— START OF EXCERPTED RECORDS —

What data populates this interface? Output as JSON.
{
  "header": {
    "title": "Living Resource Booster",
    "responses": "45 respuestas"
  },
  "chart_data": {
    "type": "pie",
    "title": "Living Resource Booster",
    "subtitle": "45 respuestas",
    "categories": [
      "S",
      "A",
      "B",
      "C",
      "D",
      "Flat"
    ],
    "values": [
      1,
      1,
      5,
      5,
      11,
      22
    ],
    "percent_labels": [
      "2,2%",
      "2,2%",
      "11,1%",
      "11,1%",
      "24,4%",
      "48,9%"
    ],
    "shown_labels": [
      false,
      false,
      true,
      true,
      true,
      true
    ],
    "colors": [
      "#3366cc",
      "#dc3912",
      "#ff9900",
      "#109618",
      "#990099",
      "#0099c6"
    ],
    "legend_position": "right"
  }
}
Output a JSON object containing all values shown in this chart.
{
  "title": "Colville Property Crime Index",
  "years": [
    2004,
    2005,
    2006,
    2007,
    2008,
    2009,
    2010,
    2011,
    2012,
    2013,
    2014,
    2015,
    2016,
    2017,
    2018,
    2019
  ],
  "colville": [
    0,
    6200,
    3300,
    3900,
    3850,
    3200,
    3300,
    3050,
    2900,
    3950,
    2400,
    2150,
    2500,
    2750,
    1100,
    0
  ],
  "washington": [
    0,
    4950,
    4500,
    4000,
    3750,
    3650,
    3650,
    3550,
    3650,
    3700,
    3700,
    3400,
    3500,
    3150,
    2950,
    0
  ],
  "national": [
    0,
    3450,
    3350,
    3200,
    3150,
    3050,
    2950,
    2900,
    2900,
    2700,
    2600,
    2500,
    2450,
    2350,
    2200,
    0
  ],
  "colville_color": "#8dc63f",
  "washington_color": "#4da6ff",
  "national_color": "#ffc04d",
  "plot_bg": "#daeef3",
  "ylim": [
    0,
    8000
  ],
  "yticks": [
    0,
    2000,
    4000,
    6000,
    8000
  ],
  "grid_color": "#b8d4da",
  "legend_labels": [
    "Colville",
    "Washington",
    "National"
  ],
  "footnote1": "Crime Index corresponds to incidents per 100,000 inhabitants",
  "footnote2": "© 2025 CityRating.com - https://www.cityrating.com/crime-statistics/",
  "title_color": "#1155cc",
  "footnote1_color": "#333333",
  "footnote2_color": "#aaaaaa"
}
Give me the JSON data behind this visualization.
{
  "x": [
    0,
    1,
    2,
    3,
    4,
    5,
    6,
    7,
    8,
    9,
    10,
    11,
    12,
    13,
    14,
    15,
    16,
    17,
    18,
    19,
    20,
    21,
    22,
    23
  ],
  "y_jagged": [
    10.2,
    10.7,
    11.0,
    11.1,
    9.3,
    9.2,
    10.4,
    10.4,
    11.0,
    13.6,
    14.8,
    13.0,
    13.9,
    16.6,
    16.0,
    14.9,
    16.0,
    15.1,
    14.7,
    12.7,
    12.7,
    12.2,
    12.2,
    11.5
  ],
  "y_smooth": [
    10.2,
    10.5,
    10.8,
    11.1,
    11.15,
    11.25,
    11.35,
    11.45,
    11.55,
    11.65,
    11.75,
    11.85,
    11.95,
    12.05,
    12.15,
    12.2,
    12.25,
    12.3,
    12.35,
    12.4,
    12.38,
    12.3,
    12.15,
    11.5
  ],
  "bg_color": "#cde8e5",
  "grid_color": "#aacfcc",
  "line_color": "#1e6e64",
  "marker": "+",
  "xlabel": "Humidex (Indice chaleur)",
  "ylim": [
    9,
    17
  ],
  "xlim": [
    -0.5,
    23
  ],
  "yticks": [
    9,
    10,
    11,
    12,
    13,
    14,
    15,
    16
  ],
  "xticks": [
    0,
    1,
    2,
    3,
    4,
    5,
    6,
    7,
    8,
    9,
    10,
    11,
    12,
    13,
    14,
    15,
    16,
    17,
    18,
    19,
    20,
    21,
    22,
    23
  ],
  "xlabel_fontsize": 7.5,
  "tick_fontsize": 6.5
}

— END OF EXCERPTED RECORDS —

◆ TO DO
In the records above, find the line containing "Give me the"; please retype it and every line after it through the last line, exactly and with nothing else.

◆ RESPONSE
Give me the JSON data behind this visualization.
{
  "x": [
    0,
    1,
    2,
    3,
    4,
    5,
    6,
    7,
    8,
    9,
    10,
    11,
    12,
    13,
    14,
    15,
    16,
    17,
    18,
    19,
    20,
    21,
    22,
    23
  ],
  "y_jagged": [
    10.2,
    10.7,
    11.0,
    11.1,
    9.3,
    9.2,
    10.4,
    10.4,
    11.0,
    13.6,
    14.8,
    13.0,
    13.9,
    16.6,
    16.0,
    14.9,
    16.0,
    15.1,
    14.7,
    12.7,
    12.7,
    12.2,
    12.2,
    11.5
  ],
  "y_smooth": [
    10.2,
    10.5,
    10.8,
    11.1,
    11.15,
    11.25,
    11.35,
    11.45,
    11.55,
    11.65,
    11.75,
    11.85,
    11.95,
    12.05,
    12.15,
    12.2,
    12.25,
    12.3,
    12.35,
    12.4,
    12.38,
    12.3,
    12.15,
    11.5
  ],
  "bg_color": "#cde8e5",
  "grid_color": "#aacfcc",
  "line_color": "#1e6e64",
  "marker": "+",
  "xlabel": "Humidex (Indice chaleur)",
  "ylim": [
    9,
    17
  ],
  "xlim": [
    -0.5,
    23
  ],
  "yticks": [
    9,
    10,
    11,
    12,
    13,
    14,
    15,
    16
  ],
  "xticks": [
    0,
    1,
    2,
    3,
    4,
    5,
    6,
    7,
    8,
    9,
    10,
    11,
    12,
    13,
    14,
    15,
    16,
    17,
    18,
    19,
    20,
    21,
    22,
    23
  ],
  "xlabel_fontsize": 7.5,
  "tick_fontsize": 6.5
}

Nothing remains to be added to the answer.